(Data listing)
━━━━━━━━━━
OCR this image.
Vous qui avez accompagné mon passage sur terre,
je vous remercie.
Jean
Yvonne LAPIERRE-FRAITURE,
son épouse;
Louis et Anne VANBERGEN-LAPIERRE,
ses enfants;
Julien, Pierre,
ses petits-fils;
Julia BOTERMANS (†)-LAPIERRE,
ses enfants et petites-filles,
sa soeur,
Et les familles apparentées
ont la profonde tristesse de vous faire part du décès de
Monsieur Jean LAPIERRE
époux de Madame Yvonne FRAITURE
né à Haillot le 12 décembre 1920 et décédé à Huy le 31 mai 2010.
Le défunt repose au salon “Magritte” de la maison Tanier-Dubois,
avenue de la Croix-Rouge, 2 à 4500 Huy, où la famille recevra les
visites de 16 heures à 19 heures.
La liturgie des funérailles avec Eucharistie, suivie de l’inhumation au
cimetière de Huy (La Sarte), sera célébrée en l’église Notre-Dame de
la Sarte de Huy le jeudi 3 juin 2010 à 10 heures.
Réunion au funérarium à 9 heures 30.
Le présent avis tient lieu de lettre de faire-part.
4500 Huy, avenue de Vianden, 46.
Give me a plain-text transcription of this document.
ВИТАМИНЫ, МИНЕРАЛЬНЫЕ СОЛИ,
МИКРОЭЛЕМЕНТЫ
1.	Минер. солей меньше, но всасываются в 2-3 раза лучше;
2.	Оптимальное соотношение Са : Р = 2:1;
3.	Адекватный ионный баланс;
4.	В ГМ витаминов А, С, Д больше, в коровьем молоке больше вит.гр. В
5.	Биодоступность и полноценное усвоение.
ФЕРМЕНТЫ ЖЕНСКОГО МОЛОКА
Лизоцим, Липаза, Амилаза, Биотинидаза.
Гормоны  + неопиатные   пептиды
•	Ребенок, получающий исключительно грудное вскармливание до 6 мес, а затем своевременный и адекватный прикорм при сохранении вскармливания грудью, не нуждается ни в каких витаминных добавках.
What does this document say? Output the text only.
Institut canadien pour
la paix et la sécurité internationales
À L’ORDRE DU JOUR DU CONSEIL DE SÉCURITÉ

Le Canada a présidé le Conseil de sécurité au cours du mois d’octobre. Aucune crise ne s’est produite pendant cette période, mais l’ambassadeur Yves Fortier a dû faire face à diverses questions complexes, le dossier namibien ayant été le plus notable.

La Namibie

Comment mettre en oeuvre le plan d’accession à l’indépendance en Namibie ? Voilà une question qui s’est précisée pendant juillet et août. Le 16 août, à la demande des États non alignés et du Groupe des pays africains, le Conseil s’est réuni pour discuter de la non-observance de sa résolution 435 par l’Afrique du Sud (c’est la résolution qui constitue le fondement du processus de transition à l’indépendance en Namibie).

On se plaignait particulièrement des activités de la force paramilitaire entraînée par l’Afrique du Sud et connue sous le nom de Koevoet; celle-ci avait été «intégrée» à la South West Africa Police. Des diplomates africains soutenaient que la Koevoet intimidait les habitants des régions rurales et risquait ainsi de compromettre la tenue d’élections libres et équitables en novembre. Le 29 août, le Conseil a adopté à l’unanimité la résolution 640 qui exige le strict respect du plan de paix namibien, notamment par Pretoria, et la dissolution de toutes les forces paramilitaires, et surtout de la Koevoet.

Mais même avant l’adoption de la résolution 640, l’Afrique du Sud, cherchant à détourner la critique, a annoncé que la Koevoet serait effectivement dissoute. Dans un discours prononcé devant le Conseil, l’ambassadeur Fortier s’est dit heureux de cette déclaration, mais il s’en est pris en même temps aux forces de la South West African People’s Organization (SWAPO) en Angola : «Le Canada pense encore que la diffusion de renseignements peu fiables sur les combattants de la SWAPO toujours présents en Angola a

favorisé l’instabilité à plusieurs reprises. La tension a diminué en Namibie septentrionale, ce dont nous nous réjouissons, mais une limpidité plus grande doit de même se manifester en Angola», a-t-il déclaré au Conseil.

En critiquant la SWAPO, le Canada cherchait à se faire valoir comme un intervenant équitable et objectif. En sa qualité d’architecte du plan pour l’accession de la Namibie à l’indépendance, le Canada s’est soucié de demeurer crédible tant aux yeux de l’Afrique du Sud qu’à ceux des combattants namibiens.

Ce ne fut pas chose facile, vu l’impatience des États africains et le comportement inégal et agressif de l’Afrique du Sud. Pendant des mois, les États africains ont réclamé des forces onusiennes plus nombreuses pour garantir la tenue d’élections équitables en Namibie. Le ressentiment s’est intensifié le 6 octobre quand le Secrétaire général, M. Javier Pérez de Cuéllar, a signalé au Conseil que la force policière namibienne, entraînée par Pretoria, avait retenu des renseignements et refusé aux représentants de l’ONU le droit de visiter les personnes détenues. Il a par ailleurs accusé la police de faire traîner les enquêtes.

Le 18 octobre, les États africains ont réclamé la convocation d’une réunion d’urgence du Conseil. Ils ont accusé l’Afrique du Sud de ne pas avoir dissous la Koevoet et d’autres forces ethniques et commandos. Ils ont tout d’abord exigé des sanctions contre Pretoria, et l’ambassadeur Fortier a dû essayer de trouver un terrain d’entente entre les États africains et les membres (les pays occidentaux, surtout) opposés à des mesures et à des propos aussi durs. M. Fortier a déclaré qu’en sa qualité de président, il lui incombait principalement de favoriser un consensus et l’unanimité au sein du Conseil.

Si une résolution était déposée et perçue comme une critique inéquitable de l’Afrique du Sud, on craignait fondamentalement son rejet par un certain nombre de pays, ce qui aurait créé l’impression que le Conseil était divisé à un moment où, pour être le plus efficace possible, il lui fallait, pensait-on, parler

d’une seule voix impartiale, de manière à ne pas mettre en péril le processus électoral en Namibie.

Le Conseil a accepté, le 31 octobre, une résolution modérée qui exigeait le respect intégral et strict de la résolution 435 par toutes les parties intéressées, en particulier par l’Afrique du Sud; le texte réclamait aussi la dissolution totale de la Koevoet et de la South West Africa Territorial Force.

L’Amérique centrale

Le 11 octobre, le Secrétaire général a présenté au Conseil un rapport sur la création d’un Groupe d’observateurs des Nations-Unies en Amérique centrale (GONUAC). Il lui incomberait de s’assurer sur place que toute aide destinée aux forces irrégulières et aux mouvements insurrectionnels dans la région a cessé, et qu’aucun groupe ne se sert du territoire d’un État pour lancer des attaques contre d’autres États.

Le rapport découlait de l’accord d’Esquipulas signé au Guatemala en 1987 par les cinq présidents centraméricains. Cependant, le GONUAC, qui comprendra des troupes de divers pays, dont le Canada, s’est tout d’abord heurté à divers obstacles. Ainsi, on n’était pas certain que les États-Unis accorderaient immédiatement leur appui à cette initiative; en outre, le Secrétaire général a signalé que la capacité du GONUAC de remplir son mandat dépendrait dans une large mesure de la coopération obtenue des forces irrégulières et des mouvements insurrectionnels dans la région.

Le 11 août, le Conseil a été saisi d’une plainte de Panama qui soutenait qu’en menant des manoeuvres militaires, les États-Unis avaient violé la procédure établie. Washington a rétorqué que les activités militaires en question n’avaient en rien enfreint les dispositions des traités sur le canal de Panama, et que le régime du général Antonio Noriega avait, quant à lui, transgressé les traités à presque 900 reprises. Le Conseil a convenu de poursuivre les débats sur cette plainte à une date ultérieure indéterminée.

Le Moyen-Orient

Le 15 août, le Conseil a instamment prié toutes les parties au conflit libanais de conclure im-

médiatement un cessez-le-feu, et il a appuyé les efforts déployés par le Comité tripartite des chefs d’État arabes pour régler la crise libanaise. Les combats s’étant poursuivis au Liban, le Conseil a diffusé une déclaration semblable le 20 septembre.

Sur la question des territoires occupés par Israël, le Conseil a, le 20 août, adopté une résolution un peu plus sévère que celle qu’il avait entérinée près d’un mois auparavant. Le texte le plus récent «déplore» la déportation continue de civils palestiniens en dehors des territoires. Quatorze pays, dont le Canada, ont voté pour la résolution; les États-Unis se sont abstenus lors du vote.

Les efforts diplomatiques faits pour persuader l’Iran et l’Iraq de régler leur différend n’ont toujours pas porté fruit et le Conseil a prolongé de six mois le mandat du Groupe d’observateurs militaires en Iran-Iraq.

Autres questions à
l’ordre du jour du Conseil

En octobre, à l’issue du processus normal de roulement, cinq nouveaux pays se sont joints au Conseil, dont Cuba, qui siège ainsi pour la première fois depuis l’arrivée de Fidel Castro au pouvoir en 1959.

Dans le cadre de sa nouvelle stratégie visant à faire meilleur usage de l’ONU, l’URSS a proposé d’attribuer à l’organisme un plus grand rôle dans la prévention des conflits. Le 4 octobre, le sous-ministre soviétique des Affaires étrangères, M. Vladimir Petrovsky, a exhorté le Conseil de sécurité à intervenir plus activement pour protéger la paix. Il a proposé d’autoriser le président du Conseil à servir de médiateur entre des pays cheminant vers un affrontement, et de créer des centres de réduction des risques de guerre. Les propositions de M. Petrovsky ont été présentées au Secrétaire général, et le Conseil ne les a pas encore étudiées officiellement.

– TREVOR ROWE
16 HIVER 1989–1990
━━━━━━━━━━
• What to produce:
Within the material above, find the lines that contain the word "Amérique"; copy them.

• Solution to the problem:
L’Amérique centrale
Le 11 octobre, le Secrétaire général a présenté au Conseil un rapport sur la création d’un Groupe d’observateurs des Nations-Unies en Amérique centrale (GONUAC). Il lui incomberait de s’assurer sur place que toute aide destinée aux forces irrégulières et aux mouvements insurrectionnels dans la région a cessé, et qu’aucun groupe ne se sert du territoire d’un État pour lancer des attaques contre d’autres États.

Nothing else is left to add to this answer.